(Stated exercise):
Reproduce the records. Keep every word exact and include no images.

(Information shown):
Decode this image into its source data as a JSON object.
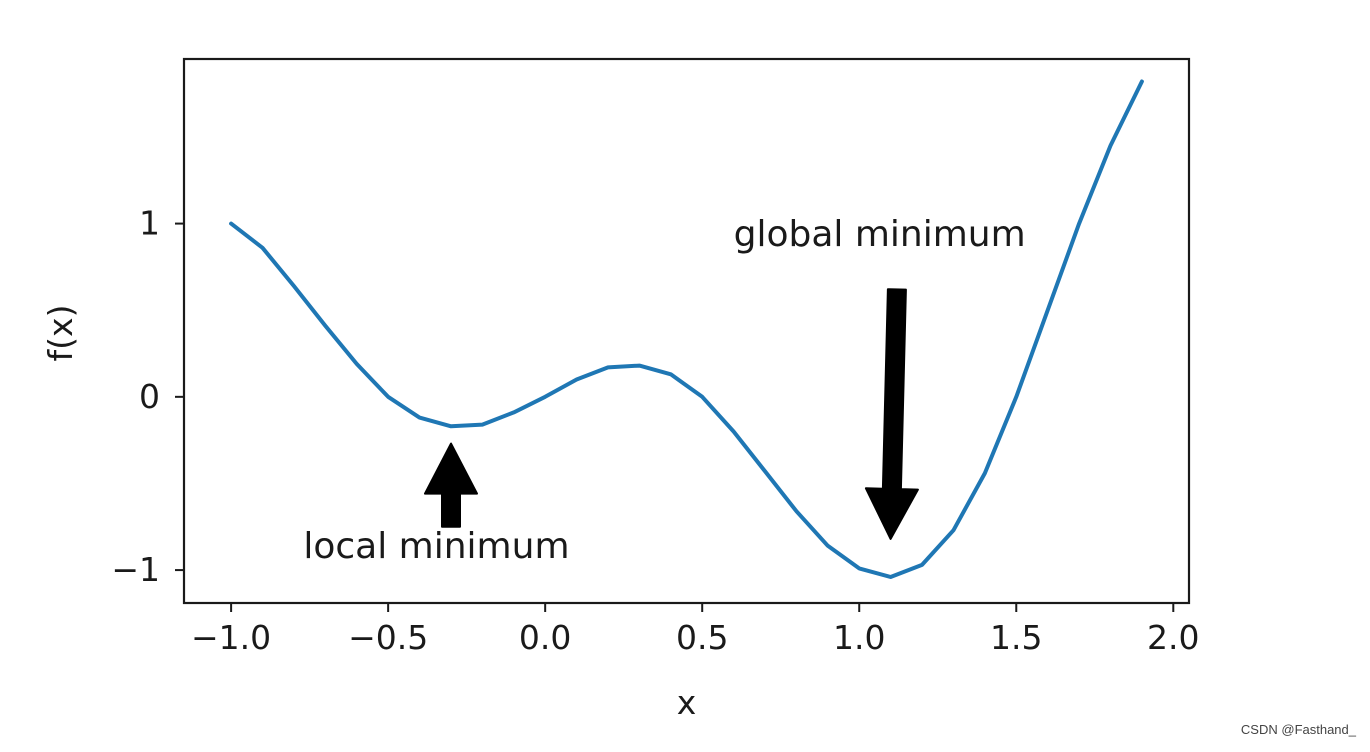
{
  "chart_data": {
    "type": "line",
    "title": "",
    "xlabel": "x",
    "ylabel": "f(x)",
    "xlim": [
      -1.15,
      2.05
    ],
    "ylim": [
      -1.19,
      1.95
    ],
    "xticks": [
      -1.0,
      -0.5,
      0.0,
      0.5,
      1.0,
      1.5,
      2.0
    ],
    "xtick_labels": [
      "−1.0",
      "−0.5",
      "0.0",
      "0.5",
      "1.0",
      "1.5",
      "2.0"
    ],
    "yticks": [
      -1,
      0,
      1
    ],
    "ytick_labels": [
      "−1",
      "0",
      "1"
    ],
    "grid": false,
    "series": [
      {
        "color": "#1f77b4",
        "x": [
          -1.0,
          -0.9,
          -0.8,
          -0.7,
          -0.6,
          -0.5,
          -0.4,
          -0.3,
          -0.2,
          -0.1,
          0.0,
          0.1,
          0.2,
          0.3,
          0.4,
          0.5,
          0.6,
          0.7,
          0.8,
          0.9,
          1.0,
          1.1,
          1.2,
          1.3,
          1.4,
          1.5,
          1.6,
          1.7,
          1.8,
          1.9
        ],
        "y": [
          1.0,
          0.86,
          0.64,
          0.41,
          0.19,
          0.0,
          -0.12,
          -0.17,
          -0.16,
          -0.09,
          0.0,
          0.1,
          0.17,
          0.18,
          0.13,
          0.0,
          -0.2,
          -0.43,
          -0.66,
          -0.86,
          -0.99,
          -1.04,
          -0.97,
          -0.77,
          -0.44,
          0.0,
          0.5,
          1.0,
          1.45,
          1.82
        ]
      }
    ],
    "annotations": [
      {
        "text": "local minimum",
        "point": [
          -0.3,
          -0.27
        ],
        "text_pos": [
          -0.77,
          -0.93
        ],
        "arrow_tail": [
          -0.3,
          -0.75
        ],
        "color": "#000000"
      },
      {
        "text": "global minimum",
        "point": [
          1.1,
          -0.82
        ],
        "text_pos": [
          0.6,
          0.87
        ],
        "arrow_tail": [
          1.12,
          0.62
        ],
        "color": "#000000"
      }
    ]
  },
  "watermark": "CSDN @Fasthand_"
}
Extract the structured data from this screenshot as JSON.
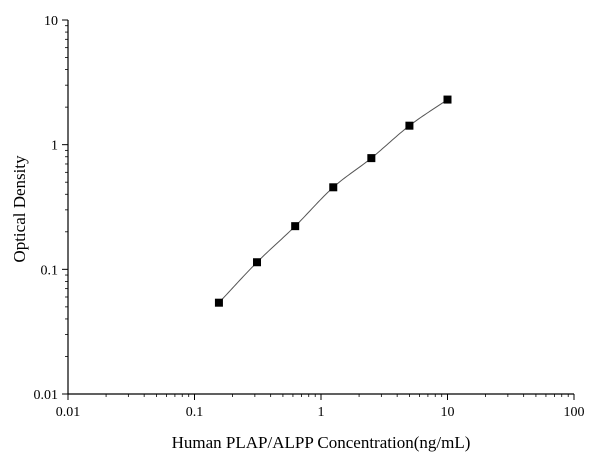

(Answer to the task):
Decode this image into its source data as a JSON object.
{
  "chart_data": {
    "type": "line",
    "title": "",
    "xlabel": "x",
    "ylabel": "f(x)",
    "xlim": [
      -1.15,
      2.05
    ],
    "ylim": [
      -1.19,
      1.95
    ],
    "xticks": [
      -1.0,
      -0.5,
      0.0,
      0.5,
      1.0,
      1.5,
      2.0
    ],
    "xtick_labels": [
      "−1.0",
      "−0.5",
      "0.0",
      "0.5",
      "1.0",
      "1.5",
      "2.0"
    ],
    "yticks": [
      -1,
      0,
      1
    ],
    "ytick_labels": [
      "−1",
      "0",
      "1"
    ],
    "grid": false,
    "series": [
      {
        "color": "#1f77b4",
        "x": [
          -1.0,
          -0.9,
          -0.8,
          -0.7,
          -0.6,
          -0.5,
          -0.4,
          -0.3,
          -0.2,
          -0.1,
          0.0,
          0.1,
          0.2,
          0.3,
          0.4,
          0.5,
          0.6,
          0.7,
          0.8,
          0.9,
          1.0,
          1.1,
          1.2,
          1.3,
          1.4,
          1.5,
          1.6,
          1.7,
          1.8,
          1.9
        ],
        "y": [
          1.0,
          0.86,
          0.64,
          0.41,
          0.19,
          0.0,
          -0.12,
          -0.17,
          -0.16,
          -0.09,
          0.0,
          0.1,
          0.17,
          0.18,
          0.13,
          0.0,
          -0.2,
          -0.43,
          -0.66,
          -0.86,
          -0.99,
          -1.04,
          -0.97,
          -0.77,
          -0.44,
          0.0,
          0.5,
          1.0,
          1.45,
          1.82
        ]
      }
    ],
    "annotations": [
      {
        "text": "local minimum",
        "point": [
          -0.3,
          -0.27
        ],
        "text_pos": [
          -0.77,
          -0.93
        ],
        "arrow_tail": [
          -0.3,
          -0.75
        ],
        "color": "#000000"
      },
      {
        "text": "global minimum",
        "point": [
          1.1,
          -0.82
        ],
        "text_pos": [
          0.6,
          0.87
        ],
        "arrow_tail": [
          1.12,
          0.62
        ],
        "color": "#000000"
      }
    ]
  },
  "watermark": "CSDN @Fasthand_"
}
Extract the structured data from this screenshot as JSON.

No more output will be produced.